'''

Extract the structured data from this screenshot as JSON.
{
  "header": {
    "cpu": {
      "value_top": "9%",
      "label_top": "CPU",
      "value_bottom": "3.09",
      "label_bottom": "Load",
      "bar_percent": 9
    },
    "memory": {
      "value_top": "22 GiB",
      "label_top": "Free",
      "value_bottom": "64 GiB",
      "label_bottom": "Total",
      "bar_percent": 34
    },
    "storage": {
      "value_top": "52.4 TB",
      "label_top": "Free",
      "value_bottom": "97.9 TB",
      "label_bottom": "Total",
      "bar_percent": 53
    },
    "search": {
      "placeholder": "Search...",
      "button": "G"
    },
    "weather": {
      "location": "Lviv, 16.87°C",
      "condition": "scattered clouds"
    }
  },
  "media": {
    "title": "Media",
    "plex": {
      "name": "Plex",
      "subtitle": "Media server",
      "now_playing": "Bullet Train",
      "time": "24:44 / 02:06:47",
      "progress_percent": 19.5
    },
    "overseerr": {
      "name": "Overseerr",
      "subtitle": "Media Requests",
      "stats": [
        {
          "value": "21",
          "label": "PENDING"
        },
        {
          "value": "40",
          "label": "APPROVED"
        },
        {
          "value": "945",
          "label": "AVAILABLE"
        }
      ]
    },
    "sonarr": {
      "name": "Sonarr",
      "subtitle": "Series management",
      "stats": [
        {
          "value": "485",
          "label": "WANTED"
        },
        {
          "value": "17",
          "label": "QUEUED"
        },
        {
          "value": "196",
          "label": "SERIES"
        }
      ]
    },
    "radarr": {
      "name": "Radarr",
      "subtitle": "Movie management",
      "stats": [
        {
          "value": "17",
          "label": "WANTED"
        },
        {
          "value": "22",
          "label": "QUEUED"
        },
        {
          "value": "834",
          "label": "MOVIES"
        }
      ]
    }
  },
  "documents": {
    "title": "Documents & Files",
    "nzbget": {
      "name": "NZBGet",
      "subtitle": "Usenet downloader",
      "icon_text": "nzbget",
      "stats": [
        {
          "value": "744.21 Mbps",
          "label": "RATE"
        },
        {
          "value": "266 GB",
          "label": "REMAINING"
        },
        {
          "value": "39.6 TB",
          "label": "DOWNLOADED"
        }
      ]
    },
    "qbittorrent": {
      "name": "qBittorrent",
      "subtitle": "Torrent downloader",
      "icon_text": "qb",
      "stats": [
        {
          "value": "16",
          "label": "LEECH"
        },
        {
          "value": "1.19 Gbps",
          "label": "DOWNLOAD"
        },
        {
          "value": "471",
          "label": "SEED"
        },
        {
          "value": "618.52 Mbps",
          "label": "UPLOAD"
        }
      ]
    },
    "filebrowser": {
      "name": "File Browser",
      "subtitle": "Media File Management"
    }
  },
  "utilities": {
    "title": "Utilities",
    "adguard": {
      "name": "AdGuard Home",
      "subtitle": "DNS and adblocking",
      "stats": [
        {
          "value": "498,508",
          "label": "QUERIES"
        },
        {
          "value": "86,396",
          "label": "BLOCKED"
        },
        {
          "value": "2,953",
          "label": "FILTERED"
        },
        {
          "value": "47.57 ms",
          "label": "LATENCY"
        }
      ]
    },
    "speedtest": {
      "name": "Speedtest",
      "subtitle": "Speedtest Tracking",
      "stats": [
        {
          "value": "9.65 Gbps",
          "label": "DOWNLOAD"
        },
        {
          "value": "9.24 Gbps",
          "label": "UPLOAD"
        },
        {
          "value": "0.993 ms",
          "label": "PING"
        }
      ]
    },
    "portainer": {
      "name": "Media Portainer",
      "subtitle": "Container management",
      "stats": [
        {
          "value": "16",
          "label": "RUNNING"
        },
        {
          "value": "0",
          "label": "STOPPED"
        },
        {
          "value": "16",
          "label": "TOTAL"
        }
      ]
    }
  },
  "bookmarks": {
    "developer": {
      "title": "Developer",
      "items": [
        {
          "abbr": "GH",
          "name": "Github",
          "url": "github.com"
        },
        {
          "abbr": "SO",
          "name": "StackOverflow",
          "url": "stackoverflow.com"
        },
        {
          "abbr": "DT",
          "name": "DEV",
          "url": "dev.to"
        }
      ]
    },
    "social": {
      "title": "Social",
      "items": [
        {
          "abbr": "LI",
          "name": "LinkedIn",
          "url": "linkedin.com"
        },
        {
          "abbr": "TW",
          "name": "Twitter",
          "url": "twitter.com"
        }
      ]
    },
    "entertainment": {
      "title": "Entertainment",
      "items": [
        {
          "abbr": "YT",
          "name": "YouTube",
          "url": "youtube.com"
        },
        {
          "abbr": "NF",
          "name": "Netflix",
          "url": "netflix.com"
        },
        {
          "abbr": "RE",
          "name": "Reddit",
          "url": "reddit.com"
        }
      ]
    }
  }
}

'''

What you should do
Repeat every record, exactly as written.

Solution for this exercise
Extract the structured data from this screenshot as JSON.
{
  "header": {
    "cpu": {
      "value_top": "9%",
      "label_top": "CPU",
      "value_bottom": "3.09",
      "label_bottom": "Load",
      "bar_percent": 9
    },
    "memory": {
      "value_top": "22 GiB",
      "label_top": "Free",
      "value_bottom": "64 GiB",
      "label_bottom": "Total",
      "bar_percent": 34
    },
    "storage": {
      "value_top": "52.4 TB",
      "label_top": "Free",
      "value_bottom": "97.9 TB",
      "label_bottom": "Total",
      "bar_percent": 53
    },
    "search": {
      "placeholder": "Search...",
      "button": "G"
    },
    "weather": {
      "location": "Lviv, 16.87°C",
      "condition": "scattered clouds"
    }
  },
  "media": {
    "title": "Media",
    "plex": {
      "name": "Plex",
      "subtitle": "Media server",
      "now_playing": "Bullet Train",
      "time": "24:44 / 02:06:47",
      "progress_percent": 19.5
    },
    "overseerr": {
      "name": "Overseerr",
      "subtitle": "Media Requests",
      "stats": [
        {
          "value": "21",
          "label": "PENDING"
        },
        {
          "value": "40",
          "label": "APPROVED"
        },
        {
          "value": "945",
          "label": "AVAILABLE"
        }
      ]
    },
    "sonarr": {
      "name": "Sonarr",
      "subtitle": "Series management",
      "stats": [
        {
          "value": "485",
          "label": "WANTED"
        },
        {
          "value": "17",
          "label": "QUEUED"
        },
        {
          "value": "196",
          "label": "SERIES"
        }
      ]
    },
    "radarr": {
      "name": "Radarr",
      "subtitle": "Movie management",
      "stats": [
        {
          "value": "17",
          "label": "WANTED"
        },
        {
          "value": "22",
          "label": "QUEUED"
        },
        {
          "value": "834",
          "label": "MOVIES"
        }
      ]
    }
  },
  "documents": {
    "title": "Documents & Files",
    "nzbget": {
      "name": "NZBGet",
      "subtitle": "Usenet downloader",
      "icon_text": "nzbget",
      "stats": [
        {
          "value": "744.21 Mbps",
          "label": "RATE"
        },
        {
          "value": "266 GB",
          "label": "REMAINING"
        },
        {
          "value": "39.6 TB",
          "label": "DOWNLOADED"
        }
      ]
    },
    "qbittorrent": {
      "name": "qBittorrent",
      "subtitle": "Torrent downloader",
      "icon_text": "qb",
      "stats": [
        {
          "value": "16",
          "label": "LEECH"
        },
        {
          "value": "1.19 Gbps",
          "label": "DOWNLOAD"
        },
        {
          "value": "471",
          "label": "SEED"
        },
        {
          "value": "618.52 Mbps",
          "label": "UPLOAD"
        }
      ]
    },
    "filebrowser": {
      "name": "File Browser",
      "subtitle": "Media File Management"
    }
  },
  "utilities": {
    "title": "Utilities",
    "adguard": {
      "name": "AdGuard Home",
      "subtitle": "DNS and adblocking",
      "stats": [
        {
          "value": "498,508",
          "label": "QUERIES"
        },
        {
          "value": "86,396",
          "label": "BLOCKED"
        },
        {
          "value": "2,953",
          "label": "FILTERED"
        },
        {
          "value": "47.57 ms",
          "label": "LATENCY"
        }
      ]
    },
    "speedtest": {
      "name": "Speedtest",
      "subtitle": "Speedtest Tracking",
      "stats": [
        {
          "value": "9.65 Gbps",
          "label": "DOWNLOAD"
        },
        {
          "value": "9.24 Gbps",
          "label": "UPLOAD"
        },
        {
          "value": "0.993 ms",
          "label": "PING"
        }
      ]
    },
    "portainer": {
      "name": "Media Portainer",
      "subtitle": "Container management",
      "stats": [
        {
          "value": "16",
          "label": "RUNNING"
        },
        {
          "value": "0",
          "label": "STOPPED"
        },
        {
          "value": "16",
          "label": "TOTAL"
        }
      ]
    }
  },
  "bookmarks": {
    "developer": {
      "title": "Developer",
      "items": [
        {
          "abbr": "GH",
          "name": "Github",
          "url": "github.com"
        },
        {
          "abbr": "SO",
          "name": "StackOverflow",
          "url": "stackoverflow.com"
        },
        {
          "abbr": "DT",
          "name": "DEV",
          "url": "dev.to"
        }
      ]
    },
    "social": {
      "title": "Social",
      "items": [
        {
          "abbr": "LI",
          "name": "LinkedIn",
          "url": "linkedin.com"
        },
        {
          "abbr": "TW",
          "name": "Twitter",
          "url": "twitter.com"
        }
      ]
    },
    "entertainment": {
      "title": "Entertainment",
      "items": [
        {
          "abbr": "YT",
          "name": "YouTube",
          "url": "youtube.com"
        },
        {
          "abbr": "NF",
          "name": "Netflix",
          "url": "netflix.com"
        },
        {
          "abbr": "RE",
          "name": "Reddit",
          "url": "reddit.com"
        }
      ]
    }
  }
}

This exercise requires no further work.